* [TASK TO COMPLETE]: In the records that follow, locate every line with "selected" and extract it.

* [RECORDS FOR THE EXERCISE]:
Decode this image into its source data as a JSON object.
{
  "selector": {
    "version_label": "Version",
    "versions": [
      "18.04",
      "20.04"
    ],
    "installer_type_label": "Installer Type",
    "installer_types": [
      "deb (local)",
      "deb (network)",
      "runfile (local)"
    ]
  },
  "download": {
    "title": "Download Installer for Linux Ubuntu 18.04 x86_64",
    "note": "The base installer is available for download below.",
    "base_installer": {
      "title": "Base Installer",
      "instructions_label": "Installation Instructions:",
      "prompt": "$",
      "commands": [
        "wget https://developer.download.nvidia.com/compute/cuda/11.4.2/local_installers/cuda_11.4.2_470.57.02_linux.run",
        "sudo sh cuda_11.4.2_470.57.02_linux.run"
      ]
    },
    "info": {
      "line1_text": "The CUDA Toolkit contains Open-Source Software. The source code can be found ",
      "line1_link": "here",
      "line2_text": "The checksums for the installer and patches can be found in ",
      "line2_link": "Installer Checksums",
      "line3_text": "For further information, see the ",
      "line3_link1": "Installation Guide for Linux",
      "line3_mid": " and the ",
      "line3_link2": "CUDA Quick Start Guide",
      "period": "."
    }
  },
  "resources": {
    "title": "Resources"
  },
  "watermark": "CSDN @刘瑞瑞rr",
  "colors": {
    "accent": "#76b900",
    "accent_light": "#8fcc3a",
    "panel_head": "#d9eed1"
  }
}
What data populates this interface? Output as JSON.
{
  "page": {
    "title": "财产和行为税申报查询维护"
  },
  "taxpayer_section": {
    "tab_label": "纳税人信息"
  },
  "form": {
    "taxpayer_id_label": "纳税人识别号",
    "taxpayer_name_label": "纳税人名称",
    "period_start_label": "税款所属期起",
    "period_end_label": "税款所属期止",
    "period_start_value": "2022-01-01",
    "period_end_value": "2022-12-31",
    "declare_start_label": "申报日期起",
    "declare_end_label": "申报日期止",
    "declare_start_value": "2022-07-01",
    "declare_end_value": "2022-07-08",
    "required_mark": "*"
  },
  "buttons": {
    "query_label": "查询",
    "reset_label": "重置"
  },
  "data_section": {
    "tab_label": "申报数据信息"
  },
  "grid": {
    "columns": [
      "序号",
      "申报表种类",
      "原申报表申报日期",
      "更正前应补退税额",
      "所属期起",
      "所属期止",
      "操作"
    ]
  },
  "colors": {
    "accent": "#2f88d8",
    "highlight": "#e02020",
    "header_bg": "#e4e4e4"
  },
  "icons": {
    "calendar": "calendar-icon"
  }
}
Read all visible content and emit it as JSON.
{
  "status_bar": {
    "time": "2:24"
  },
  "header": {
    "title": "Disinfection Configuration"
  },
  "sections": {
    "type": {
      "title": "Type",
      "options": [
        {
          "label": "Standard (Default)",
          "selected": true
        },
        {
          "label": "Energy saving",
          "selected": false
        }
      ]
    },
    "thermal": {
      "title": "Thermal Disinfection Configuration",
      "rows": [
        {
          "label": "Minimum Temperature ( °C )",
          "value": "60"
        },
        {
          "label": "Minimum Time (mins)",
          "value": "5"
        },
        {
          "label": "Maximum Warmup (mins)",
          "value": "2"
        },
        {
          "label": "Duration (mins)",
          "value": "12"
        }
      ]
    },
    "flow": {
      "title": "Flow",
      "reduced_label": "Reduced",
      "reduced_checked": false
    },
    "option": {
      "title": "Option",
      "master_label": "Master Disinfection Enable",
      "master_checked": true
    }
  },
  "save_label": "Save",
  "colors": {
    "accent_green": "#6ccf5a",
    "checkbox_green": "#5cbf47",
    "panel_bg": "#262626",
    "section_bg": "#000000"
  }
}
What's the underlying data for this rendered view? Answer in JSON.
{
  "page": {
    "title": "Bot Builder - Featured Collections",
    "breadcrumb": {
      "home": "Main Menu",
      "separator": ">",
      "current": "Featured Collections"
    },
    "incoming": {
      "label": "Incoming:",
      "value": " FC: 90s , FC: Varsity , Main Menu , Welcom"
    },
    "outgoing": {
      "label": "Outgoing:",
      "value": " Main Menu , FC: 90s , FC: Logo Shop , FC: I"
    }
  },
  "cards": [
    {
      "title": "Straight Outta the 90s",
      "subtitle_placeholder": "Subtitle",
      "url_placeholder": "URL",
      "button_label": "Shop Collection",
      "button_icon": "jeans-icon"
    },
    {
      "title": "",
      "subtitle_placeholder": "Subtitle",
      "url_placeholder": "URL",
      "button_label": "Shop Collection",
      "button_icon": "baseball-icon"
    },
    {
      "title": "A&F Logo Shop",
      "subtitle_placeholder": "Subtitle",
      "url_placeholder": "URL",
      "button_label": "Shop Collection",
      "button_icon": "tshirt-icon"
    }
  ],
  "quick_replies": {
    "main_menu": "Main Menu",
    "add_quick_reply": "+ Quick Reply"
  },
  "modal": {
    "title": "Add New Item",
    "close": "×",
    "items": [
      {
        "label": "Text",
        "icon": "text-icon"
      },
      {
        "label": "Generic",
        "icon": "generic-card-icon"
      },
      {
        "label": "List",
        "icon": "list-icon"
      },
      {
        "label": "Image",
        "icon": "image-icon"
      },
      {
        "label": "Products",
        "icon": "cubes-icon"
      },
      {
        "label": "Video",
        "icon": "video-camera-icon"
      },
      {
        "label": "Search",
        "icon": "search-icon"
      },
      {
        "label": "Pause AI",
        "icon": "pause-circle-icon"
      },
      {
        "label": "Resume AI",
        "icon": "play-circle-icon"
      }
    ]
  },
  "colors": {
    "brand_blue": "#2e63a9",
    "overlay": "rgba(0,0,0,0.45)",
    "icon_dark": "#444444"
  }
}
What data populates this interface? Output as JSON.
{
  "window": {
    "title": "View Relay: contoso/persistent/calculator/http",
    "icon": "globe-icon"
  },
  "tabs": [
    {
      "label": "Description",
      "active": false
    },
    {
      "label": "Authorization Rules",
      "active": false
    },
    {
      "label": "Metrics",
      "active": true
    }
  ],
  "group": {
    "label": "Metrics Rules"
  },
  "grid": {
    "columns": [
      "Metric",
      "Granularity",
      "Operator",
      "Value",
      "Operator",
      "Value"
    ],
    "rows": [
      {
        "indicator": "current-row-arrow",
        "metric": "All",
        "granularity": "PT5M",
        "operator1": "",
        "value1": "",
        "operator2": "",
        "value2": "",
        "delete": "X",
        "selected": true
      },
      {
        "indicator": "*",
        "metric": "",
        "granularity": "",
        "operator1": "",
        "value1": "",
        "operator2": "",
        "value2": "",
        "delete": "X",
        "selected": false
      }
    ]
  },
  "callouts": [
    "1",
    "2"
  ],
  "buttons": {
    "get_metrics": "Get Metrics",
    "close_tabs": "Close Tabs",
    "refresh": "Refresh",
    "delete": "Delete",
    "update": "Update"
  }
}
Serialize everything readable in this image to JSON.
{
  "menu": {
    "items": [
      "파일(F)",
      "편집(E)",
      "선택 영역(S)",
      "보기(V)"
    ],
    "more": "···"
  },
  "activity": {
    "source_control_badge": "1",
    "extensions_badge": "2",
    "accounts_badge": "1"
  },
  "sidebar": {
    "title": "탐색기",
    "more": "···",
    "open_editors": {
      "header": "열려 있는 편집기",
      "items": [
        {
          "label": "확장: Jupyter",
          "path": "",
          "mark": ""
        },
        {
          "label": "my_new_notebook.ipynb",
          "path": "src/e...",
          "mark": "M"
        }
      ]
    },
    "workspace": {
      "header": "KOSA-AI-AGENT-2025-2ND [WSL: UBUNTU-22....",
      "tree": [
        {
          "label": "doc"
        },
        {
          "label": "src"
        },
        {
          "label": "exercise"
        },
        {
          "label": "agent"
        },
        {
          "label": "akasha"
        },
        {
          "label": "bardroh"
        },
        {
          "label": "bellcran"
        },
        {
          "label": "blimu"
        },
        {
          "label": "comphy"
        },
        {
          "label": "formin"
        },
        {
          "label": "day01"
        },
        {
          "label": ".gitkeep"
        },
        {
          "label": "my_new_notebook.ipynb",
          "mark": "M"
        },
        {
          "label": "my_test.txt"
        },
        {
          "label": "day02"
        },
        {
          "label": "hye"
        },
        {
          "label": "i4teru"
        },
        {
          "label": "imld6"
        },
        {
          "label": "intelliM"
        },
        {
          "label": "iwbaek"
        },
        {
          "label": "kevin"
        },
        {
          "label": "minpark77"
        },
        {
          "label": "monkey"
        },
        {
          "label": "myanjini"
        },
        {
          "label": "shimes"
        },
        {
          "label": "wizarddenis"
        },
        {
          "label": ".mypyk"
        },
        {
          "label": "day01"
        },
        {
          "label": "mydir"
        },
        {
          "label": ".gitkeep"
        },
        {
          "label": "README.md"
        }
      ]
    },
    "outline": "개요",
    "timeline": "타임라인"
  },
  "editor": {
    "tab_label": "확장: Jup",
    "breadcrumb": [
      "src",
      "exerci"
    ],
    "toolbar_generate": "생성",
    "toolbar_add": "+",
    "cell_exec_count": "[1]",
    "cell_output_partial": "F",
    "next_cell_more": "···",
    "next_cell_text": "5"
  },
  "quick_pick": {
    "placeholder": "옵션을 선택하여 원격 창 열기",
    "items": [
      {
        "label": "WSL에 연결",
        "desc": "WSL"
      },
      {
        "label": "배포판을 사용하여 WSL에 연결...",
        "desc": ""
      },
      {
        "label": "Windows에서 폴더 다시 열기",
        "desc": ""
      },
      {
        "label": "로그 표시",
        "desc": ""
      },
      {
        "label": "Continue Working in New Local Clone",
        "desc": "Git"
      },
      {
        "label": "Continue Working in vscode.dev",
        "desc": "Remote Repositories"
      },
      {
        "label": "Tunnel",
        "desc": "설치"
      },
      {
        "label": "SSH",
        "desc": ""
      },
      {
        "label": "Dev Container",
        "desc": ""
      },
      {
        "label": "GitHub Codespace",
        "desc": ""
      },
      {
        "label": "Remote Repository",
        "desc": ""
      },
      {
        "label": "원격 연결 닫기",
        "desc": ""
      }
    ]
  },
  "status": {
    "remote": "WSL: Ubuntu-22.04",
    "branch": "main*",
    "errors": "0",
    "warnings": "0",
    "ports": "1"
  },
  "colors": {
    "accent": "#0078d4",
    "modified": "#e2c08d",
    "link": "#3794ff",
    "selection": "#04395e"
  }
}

* [RESULT OF THIS EXERCISE]:
          "selected": true
          "selected": false
        "selected": true
        "selected": false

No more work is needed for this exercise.